Data section:

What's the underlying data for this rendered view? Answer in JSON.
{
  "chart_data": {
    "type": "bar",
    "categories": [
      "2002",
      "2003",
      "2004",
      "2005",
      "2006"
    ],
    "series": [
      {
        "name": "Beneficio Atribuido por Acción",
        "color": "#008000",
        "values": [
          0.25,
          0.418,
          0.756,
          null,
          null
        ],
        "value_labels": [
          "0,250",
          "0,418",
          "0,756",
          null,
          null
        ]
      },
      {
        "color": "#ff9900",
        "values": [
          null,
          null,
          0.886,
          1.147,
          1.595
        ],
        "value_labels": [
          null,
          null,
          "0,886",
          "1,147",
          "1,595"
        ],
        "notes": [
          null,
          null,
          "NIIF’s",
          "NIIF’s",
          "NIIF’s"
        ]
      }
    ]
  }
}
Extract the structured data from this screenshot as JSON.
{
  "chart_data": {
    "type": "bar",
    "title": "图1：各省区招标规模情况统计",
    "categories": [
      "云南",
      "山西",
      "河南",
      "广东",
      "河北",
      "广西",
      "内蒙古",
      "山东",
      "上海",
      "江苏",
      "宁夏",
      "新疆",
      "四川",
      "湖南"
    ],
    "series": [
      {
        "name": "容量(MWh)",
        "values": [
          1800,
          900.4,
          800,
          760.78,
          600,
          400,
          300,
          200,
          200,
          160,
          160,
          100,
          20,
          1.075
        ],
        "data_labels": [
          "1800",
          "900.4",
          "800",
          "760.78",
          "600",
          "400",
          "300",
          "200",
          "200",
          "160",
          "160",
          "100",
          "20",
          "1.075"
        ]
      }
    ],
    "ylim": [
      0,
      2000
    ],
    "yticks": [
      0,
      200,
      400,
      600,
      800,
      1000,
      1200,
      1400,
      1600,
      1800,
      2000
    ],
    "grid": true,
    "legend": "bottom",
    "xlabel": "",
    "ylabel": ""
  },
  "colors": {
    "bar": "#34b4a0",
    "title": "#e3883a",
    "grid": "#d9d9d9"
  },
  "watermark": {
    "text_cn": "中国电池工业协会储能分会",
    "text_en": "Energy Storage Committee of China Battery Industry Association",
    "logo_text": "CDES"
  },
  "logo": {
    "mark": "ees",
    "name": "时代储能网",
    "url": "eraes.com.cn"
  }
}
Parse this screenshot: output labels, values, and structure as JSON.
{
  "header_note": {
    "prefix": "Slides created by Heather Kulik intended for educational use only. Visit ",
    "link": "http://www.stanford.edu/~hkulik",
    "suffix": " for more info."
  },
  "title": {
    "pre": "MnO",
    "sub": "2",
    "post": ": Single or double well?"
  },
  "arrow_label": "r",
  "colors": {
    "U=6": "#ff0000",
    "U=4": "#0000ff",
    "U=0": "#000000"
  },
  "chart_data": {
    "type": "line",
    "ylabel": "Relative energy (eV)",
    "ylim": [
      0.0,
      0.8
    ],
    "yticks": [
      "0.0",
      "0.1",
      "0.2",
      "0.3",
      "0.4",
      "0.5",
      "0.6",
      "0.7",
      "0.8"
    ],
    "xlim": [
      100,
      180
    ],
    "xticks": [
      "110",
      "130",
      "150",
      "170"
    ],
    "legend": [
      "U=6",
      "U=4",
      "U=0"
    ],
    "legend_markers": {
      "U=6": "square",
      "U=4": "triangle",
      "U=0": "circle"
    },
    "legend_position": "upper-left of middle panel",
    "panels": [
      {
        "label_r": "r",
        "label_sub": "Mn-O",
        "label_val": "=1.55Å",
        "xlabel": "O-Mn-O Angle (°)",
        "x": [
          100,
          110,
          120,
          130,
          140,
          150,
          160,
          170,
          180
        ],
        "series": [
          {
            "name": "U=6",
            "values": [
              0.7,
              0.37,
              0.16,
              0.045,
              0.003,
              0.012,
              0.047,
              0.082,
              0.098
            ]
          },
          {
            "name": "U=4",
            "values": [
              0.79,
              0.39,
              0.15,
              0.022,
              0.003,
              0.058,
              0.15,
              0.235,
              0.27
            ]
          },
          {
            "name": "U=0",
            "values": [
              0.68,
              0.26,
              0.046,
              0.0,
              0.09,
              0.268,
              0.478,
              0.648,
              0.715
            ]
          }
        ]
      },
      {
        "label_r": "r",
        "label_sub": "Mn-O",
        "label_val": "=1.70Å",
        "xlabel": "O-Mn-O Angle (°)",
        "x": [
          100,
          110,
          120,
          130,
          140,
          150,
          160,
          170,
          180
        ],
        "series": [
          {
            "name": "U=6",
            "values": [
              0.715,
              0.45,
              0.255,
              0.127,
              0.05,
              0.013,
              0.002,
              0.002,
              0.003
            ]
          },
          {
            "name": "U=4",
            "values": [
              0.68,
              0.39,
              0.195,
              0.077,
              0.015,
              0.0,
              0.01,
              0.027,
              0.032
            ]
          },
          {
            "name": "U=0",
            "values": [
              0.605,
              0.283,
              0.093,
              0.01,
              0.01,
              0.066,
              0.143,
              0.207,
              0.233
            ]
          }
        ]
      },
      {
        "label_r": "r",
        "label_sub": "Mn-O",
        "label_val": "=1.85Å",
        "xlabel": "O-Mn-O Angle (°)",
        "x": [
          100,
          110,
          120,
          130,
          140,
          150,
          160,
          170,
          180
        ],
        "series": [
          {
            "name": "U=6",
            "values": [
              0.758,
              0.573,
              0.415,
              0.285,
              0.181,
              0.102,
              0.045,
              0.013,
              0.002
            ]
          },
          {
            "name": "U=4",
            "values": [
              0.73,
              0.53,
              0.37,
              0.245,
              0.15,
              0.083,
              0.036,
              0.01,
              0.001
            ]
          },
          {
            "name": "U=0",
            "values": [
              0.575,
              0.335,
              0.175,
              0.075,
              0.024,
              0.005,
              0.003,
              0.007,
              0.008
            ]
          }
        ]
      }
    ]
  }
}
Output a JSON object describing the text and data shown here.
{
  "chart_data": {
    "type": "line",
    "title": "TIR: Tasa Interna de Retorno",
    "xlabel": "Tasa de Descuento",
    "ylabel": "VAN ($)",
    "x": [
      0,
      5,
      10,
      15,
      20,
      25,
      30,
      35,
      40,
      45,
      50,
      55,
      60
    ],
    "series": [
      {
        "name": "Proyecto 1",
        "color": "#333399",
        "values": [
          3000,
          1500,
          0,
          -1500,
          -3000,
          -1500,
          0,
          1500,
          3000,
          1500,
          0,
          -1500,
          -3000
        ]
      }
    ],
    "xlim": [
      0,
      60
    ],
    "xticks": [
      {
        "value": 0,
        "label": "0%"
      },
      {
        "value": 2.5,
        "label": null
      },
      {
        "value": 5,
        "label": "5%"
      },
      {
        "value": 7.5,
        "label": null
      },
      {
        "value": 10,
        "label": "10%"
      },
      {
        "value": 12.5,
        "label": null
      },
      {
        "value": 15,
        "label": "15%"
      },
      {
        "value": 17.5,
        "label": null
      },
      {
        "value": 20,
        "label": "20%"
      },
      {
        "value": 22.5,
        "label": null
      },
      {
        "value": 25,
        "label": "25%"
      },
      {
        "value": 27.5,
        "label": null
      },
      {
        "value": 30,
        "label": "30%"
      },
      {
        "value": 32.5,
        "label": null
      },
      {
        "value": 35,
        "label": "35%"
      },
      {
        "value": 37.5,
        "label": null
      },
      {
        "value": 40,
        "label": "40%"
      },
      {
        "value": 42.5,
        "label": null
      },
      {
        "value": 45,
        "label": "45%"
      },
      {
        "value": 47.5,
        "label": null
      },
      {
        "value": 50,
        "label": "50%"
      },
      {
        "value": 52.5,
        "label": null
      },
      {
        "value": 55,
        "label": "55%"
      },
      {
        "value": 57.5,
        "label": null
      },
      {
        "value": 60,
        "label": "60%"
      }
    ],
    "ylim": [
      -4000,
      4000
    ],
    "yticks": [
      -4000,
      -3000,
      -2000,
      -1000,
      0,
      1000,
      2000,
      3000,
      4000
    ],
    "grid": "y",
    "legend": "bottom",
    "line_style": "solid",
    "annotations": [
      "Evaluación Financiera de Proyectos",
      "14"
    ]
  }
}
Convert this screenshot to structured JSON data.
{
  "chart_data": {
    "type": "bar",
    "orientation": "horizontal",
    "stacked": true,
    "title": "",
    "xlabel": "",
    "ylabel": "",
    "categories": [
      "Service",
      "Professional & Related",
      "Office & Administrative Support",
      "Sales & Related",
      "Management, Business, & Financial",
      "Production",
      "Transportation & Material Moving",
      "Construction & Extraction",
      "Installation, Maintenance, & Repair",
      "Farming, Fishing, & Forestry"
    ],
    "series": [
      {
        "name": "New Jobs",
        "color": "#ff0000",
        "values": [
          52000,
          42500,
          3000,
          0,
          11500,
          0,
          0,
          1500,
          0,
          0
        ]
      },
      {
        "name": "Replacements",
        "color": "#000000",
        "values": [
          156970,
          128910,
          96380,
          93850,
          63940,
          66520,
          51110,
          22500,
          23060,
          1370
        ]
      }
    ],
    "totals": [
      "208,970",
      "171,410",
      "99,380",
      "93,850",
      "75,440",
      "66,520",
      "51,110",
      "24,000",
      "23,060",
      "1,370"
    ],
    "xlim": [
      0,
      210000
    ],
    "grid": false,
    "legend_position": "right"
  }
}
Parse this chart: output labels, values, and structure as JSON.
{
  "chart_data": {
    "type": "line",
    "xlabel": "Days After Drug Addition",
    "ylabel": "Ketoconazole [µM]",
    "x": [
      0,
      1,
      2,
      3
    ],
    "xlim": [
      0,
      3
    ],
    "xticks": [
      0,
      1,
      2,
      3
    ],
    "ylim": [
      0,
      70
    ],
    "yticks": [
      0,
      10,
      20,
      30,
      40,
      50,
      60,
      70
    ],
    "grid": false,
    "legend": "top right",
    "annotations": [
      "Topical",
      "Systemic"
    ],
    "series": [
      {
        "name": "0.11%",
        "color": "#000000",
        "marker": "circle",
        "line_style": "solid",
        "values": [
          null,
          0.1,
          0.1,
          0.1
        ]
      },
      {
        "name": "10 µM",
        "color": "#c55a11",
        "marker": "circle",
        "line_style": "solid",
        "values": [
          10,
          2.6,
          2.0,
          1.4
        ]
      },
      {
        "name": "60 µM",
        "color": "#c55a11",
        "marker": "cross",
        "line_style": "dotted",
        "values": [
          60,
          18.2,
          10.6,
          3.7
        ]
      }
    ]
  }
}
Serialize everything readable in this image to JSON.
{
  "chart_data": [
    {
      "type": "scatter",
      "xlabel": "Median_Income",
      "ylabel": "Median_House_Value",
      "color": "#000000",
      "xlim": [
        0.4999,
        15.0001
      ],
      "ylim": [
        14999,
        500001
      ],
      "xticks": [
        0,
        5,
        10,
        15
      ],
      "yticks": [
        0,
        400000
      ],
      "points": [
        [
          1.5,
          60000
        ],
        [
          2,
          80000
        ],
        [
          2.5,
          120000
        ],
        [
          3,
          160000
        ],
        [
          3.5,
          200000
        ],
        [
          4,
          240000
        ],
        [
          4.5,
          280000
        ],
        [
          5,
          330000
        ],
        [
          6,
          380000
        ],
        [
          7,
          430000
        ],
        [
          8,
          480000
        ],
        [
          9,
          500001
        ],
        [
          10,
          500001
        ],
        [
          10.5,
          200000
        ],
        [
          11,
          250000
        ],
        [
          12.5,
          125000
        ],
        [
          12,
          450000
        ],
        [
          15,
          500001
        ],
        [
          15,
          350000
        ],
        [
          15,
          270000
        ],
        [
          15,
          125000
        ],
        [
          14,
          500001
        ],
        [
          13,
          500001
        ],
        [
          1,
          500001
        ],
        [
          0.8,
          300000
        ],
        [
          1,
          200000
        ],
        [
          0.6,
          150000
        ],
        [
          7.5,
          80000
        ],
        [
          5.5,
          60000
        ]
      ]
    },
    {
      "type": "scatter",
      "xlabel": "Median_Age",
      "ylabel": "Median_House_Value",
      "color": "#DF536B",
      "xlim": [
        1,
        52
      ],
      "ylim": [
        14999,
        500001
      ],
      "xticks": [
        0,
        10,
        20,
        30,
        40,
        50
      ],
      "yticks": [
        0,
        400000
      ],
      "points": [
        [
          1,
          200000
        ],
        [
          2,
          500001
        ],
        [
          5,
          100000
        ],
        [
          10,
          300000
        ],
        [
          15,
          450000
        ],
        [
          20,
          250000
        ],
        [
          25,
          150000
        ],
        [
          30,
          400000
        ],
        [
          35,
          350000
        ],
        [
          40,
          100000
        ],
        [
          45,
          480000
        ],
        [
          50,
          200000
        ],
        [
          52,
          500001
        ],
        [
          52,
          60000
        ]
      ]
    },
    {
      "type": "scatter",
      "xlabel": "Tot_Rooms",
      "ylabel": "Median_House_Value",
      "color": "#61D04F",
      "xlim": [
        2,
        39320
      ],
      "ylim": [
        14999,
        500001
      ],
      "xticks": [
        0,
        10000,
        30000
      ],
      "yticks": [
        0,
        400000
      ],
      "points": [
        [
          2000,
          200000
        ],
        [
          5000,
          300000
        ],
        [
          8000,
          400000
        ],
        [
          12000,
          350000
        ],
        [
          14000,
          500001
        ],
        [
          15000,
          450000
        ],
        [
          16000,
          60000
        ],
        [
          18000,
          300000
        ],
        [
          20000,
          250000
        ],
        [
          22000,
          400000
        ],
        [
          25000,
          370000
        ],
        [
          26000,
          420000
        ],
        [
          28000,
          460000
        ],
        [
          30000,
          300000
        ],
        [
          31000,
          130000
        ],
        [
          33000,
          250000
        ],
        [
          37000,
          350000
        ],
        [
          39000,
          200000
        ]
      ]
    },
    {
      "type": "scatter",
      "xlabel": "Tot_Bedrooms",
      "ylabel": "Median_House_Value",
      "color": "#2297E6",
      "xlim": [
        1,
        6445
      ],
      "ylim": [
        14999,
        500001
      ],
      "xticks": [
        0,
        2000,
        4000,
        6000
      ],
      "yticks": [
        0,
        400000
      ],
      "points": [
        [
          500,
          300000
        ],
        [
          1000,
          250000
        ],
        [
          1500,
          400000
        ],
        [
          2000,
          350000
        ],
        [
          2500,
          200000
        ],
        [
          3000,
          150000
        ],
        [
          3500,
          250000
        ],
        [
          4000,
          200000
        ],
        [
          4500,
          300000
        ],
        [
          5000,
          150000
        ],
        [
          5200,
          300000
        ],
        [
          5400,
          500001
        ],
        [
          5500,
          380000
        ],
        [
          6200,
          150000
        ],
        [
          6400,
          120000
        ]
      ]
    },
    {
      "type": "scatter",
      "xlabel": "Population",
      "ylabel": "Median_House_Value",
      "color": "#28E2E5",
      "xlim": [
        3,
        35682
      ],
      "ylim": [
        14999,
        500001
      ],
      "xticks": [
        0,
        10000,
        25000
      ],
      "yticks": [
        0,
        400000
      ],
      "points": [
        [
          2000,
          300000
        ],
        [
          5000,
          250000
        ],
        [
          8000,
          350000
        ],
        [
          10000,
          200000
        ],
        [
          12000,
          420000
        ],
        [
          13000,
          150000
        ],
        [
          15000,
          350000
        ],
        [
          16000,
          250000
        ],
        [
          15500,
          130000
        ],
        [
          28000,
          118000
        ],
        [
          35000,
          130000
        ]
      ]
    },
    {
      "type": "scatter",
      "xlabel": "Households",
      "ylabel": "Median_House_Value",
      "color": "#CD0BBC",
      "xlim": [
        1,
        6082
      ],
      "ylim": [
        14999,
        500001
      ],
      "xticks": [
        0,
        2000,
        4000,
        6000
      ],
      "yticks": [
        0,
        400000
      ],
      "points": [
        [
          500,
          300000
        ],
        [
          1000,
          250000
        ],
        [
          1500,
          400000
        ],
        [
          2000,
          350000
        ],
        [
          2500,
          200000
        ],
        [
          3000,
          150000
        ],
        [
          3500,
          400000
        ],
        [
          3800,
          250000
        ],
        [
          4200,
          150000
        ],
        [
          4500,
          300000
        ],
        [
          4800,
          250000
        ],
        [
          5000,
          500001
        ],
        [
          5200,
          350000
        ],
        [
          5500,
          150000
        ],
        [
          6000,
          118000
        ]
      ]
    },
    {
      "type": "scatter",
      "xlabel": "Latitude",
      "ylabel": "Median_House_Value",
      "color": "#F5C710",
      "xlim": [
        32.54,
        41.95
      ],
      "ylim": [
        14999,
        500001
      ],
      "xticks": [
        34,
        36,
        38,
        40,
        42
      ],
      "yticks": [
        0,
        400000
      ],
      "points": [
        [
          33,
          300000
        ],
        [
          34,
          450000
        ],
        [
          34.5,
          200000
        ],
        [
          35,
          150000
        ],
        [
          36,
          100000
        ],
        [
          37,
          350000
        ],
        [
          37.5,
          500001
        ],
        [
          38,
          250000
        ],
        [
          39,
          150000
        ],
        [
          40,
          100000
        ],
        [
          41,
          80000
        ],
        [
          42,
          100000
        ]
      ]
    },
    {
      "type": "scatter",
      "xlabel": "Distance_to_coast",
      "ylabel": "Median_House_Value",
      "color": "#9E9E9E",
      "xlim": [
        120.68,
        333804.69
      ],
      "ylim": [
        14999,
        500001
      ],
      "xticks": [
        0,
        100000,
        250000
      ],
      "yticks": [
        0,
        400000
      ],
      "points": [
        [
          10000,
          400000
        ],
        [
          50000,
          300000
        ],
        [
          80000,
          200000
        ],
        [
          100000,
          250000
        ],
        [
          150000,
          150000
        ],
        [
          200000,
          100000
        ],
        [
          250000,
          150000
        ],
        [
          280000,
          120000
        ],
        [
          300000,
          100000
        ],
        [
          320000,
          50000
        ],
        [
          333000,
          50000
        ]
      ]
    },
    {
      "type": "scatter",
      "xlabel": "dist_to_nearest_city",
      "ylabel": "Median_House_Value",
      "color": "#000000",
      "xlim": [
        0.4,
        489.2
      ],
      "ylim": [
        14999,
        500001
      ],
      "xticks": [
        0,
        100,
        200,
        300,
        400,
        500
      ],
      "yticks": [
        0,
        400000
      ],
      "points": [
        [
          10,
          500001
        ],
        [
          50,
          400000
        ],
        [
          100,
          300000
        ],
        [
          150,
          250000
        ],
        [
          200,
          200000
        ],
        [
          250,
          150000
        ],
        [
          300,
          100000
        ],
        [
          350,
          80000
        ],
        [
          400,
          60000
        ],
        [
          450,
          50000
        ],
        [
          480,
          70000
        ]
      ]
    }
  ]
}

Your instructions:
Out of the records, collect only those lines that contain the string "Related".

Answer below:
      "Professional & Related",
      "Sales & Related",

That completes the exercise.